TASK GOAL :: The entries below should be output exactly as written.
* begin EXCERPTED DATA *
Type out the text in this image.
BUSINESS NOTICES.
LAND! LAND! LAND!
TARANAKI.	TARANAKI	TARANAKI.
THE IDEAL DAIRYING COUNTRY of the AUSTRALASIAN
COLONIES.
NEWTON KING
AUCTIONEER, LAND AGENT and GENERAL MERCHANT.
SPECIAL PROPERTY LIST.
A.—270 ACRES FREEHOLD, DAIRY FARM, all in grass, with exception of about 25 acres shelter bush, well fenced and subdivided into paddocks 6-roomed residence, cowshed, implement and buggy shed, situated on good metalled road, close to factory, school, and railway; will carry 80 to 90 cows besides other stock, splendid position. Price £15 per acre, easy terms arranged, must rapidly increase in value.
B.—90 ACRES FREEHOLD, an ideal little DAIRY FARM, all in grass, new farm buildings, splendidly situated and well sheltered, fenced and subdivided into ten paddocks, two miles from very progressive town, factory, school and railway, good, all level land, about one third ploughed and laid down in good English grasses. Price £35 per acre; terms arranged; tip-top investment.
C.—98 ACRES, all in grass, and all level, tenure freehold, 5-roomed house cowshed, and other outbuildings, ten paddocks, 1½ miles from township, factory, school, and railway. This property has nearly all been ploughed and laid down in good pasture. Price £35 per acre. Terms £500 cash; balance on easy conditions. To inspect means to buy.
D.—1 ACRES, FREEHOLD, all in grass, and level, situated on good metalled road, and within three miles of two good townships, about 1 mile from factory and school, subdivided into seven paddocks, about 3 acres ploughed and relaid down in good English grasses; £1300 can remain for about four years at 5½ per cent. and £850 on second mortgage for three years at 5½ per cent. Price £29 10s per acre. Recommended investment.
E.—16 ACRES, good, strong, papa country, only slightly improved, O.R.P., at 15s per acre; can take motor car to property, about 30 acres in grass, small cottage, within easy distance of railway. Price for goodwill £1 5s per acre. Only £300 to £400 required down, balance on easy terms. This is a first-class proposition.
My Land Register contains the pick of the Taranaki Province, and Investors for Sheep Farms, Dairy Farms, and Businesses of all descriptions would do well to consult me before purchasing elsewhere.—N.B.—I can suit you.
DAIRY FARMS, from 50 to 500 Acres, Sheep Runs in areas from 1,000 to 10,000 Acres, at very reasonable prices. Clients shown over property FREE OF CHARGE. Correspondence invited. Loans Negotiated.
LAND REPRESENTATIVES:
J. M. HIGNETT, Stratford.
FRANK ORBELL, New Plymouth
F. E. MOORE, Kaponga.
* end EXCERPTED DATA *
SOLUTION BELOW ::
Type out the text in this image.
BUSINESS NOTICES.
LAND! LAND! LAND!
TARANAKI.	TARANAKI	TARANAKI.
THE IDEAL DAIRYING COUNTRY of the AUSTRALASIAN
COLONIES.
NEWTON KING
AUCTIONEER, LAND AGENT and GENERAL MERCHANT.
SPECIAL PROPERTY LIST.
A.—270 ACRES FREEHOLD, DAIRY FARM, all in grass, with exception of about 25 acres shelter bush, well fenced and subdivided into paddocks 6-roomed residence, cowshed, implement and buggy shed, situated on good metalled road, close to factory, school, and railway; will carry 80 to 90 cows besides other stock, splendid position. Price £15 per acre, easy terms arranged, must rapidly increase in value.
B.—90 ACRES FREEHOLD, an ideal little DAIRY FARM, all in grass, new farm buildings, splendidly situated and well sheltered, fenced and subdivided into ten paddocks, two miles from very progressive town, factory, school and railway, good, all level land, about one third ploughed and laid down in good English grasses. Price £35 per acre; terms arranged; tip-top investment.
C.—98 ACRES, all in grass, and all level, tenure freehold, 5-roomed house cowshed, and other outbuildings, ten paddocks, 1½ miles from township, factory, school, and railway. This property has nearly all been ploughed and laid down in good pasture. Price £35 per acre. Terms £500 cash; balance on easy conditions. To inspect means to buy.
D.—1 ACRES, FREEHOLD, all in grass, and level, situated on good metalled road, and within three miles of two good townships, about 1 mile from factory and school, subdivided into seven paddocks, about 3 acres ploughed and relaid down in good English grasses; £1300 can remain for about four years at 5½ per cent. and £850 on second mortgage for three years at 5½ per cent. Price £29 10s per acre. Recommended investment.
E.—16 ACRES, good, strong, papa country, only slightly improved, O.R.P., at 15s per acre; can take motor car to property, about 30 acres in grass, small cottage, within easy distance of railway. Price for goodwill £1 5s per acre. Only £300 to £400 required down, balance on easy terms. This is a first-class proposition.
My Land Register contains the pick of the Taranaki Province, and Investors for Sheep Farms, Dairy Farms, and Businesses of all descriptions would do well to consult me before purchasing elsewhere.—N.B.—I can suit you.
DAIRY FARMS, from 50 to 500 Acres, Sheep Runs in areas from 1,000 to 10,000 Acres, at very reasonable prices. Clients shown over property FREE OF CHARGE. Correspondence invited. Loans Negotiated.
LAND REPRESENTATIVES:
J. M. HIGNETT, Stratford.
FRANK ORBELL, New Plymouth
F. E. MOORE, Kaponga.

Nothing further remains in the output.